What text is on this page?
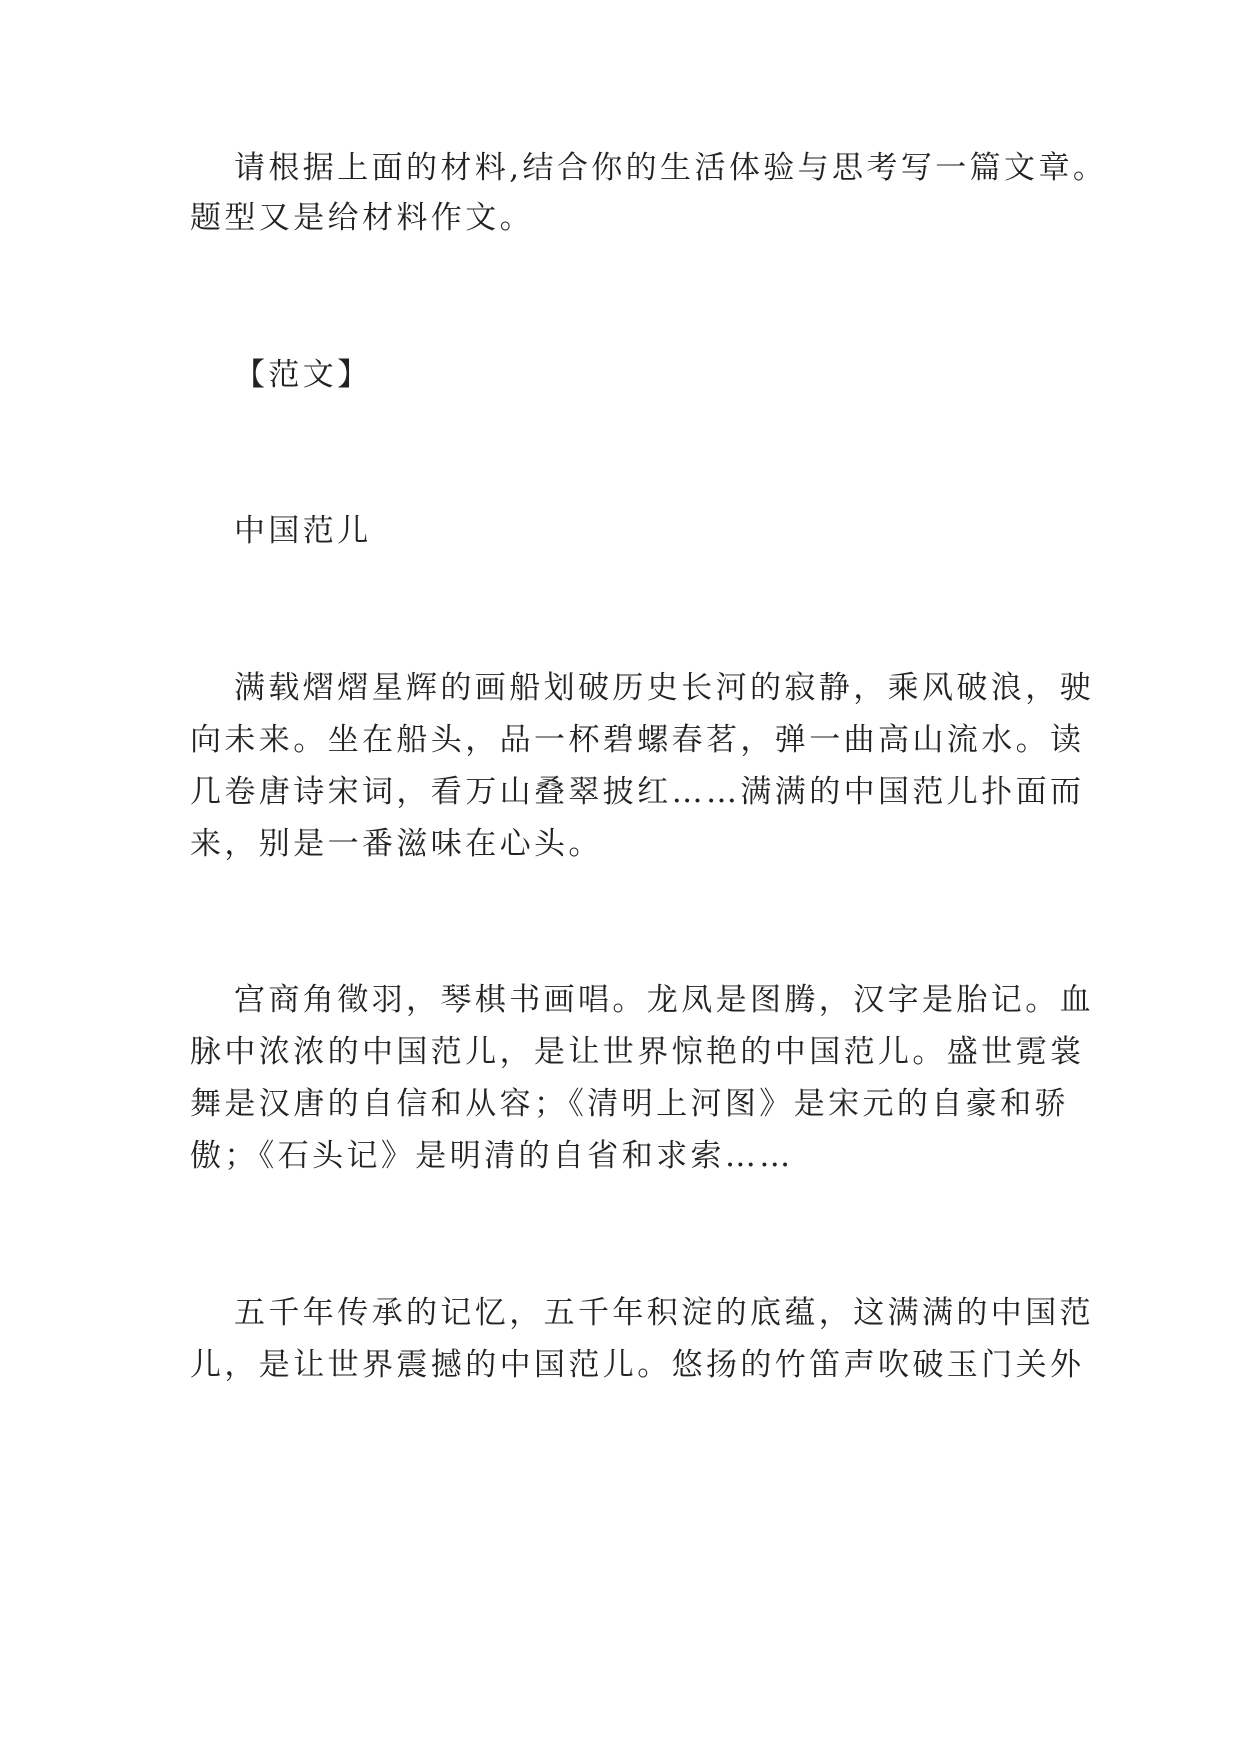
请根据上面的材料,结合你的生活体验与思考写一篇文章。
题型又是给材料作文。
【范文】
中国范儿
满载熠熠星辉的画船划破历史长河的寂静，乘风破浪，驶
向未来。坐在船头，品一杯碧螺春茗，弹一曲高山流水。读
几卷唐诗宋词，看万山叠翠披红……满满的中国范儿扑面而
来，别是一番滋味在心头。
宫商角徵羽，琴棋书画唱。龙凤是图腾，汉字是胎记。血
脉中浓浓的中国范儿，是让世界惊艳的中国范儿。盛世霓裳
舞是汉唐的自信和从容；《清明上河图》是宋元的自豪和骄
傲；《石头记》是明清的自省和求索……
五千年传承的记忆，五千年积淀的底蕴，这满满的中国范
儿，是让世界震撼的中国范儿。悠扬的竹笛声吹破玉门关外
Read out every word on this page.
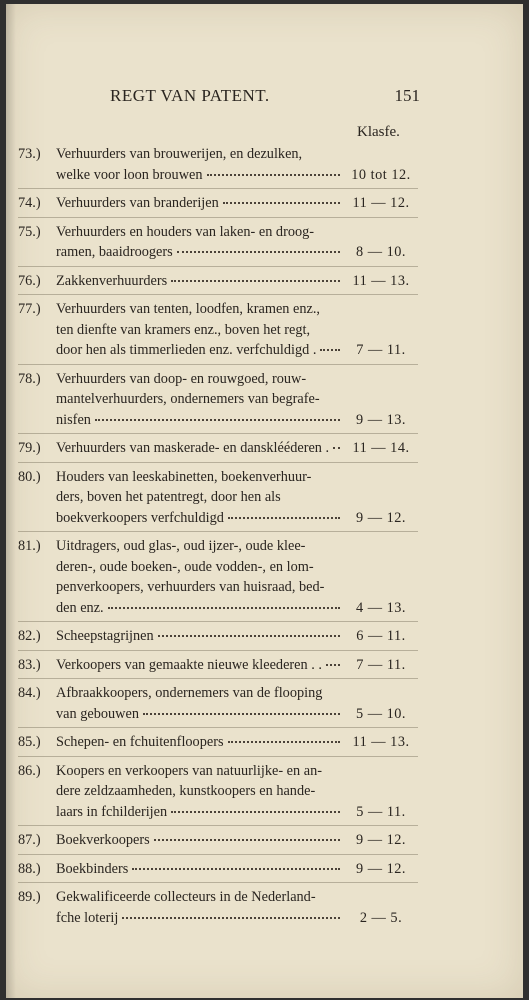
REGT VAN PATENT.	151
Klasfe.
73.)	Verhuurders van brouwerijen, en dezulken,
welke voor loon brouwen	10 tot 12.
74.)	Verhuurders van branderijen	11 — 12.
75.)	Verhuurders en houders van laken- en droog-
ramen, baaidroogers	8 — 10.
76.)	Zakkenverhuurders	11 — 13.
77.)	Verhuurders van tenten, loodfen, kramen enz.,
ten dienfte van kramers enz., boven het regt,
door hen als timmerlieden enz. verfchuldigd .	7 — 11.
78.)	Verhuurders van doop- en rouwgoed, rouw-
mantelverhuurders, ondernemers van begrafe-
nisfen	9 — 13.
79.)	Verhuurders van maskerade- en dansklééderen .	11 — 14.
80.)	Houders van leeskabinetten, boekenverhuur-
ders, boven het patentregt, door hen als
boekverkoopers verfchuldigd	9 — 12.
81.)	Uitdragers, oud glas-, oud ijzer-, oude klee-
deren-, oude boeken-, oude vodden-, en lom-
penverkoopers, verhuurders van huisraad, bed-
den enz.	4 — 13.
82.)	Scheepstagrijnen	6 — 11.
83.)	Verkoopers van gemaakte nieuwe kleederen . .	7 — 11.
84.)	Afbraakkoopers, ondernemers van de flooping
van gebouwen	5 — 10.
85.)	Schepen- en fchuitenfloopers	11 — 13.
86.)	Koopers en verkoopers van natuurlijke- en an-
dere zeldzaamheden, kunstkoopers en hande-
laars in fchilderijen	5 — 11.
87.)	Boekverkoopers	9 — 12.
88.)	Boekbinders	9 — 12.
89.)	Gekwalificeerde collecteurs in de Nederland-
fche loterij	2 — 5.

--------------------------------

* _Given request_
Write out all the records again, exactly, minus any pictures.

* _Task answer_
What text is on this page?
请根据上面的材料,结合你的生活体验与思考写一篇文章。
题型又是给材料作文。
【范文】
中国范儿
满载熠熠星辉的画船划破历史长河的寂静，乘风破浪，驶
向未来。坐在船头，品一杯碧螺春茗，弹一曲高山流水。读
几卷唐诗宋词，看万山叠翠披红……满满的中国范儿扑面而
来，别是一番滋味在心头。
宫商角徵羽，琴棋书画唱。龙凤是图腾，汉字是胎记。血
脉中浓浓的中国范儿，是让世界惊艳的中国范儿。盛世霓裳
舞是汉唐的自信和从容；《清明上河图》是宋元的自豪和骄
傲；《石头记》是明清的自省和求索……
五千年传承的记忆，五千年积淀的底蕴，这满满的中国范
儿，是让世界震撼的中国范儿。悠扬的竹笛声吹破玉门关外
Read out every word on this page.
REGT VAN PATENT.	151
Klasfe.
73.)	Verhuurders van brouwerijen, en dezulken,
welke voor loon brouwen	10 tot 12.
74.)	Verhuurders van branderijen	11 — 12.
75.)	Verhuurders en houders van laken- en droog-
ramen, baaidroogers	8 — 10.
76.)	Zakkenverhuurders	11 — 13.
77.)	Verhuurders van tenten, loodfen, kramen enz.,
ten dienfte van kramers enz., boven het regt,
door hen als timmerlieden enz. verfchuldigd .	7 — 11.
78.)	Verhuurders van doop- en rouwgoed, rouw-
mantelverhuurders, ondernemers van begrafe-
nisfen	9 — 13.
79.)	Verhuurders van maskerade- en dansklééderen .	11 — 14.
80.)	Houders van leeskabinetten, boekenverhuur-
ders, boven het patentregt, door hen als
boekverkoopers verfchuldigd	9 — 12.
81.)	Uitdragers, oud glas-, oud ijzer-, oude klee-
deren-, oude boeken-, oude vodden-, en lom-
penverkoopers, verhuurders van huisraad, bed-
den enz.	4 — 13.
82.)	Scheepstagrijnen	6 — 11.
83.)	Verkoopers van gemaakte nieuwe kleederen . .	7 — 11.
84.)	Afbraakkoopers, ondernemers van de flooping
van gebouwen	5 — 10.
85.)	Schepen- en fchuitenfloopers	11 — 13.
86.)	Koopers en verkoopers van natuurlijke- en an-
dere zeldzaamheden, kunstkoopers en hande-
laars in fchilderijen	5 — 11.
87.)	Boekverkoopers	9 — 12.
88.)	Boekbinders	9 — 12.
89.)	Gekwalificeerde collecteurs in de Nederland-
fche loterij	2 — 5.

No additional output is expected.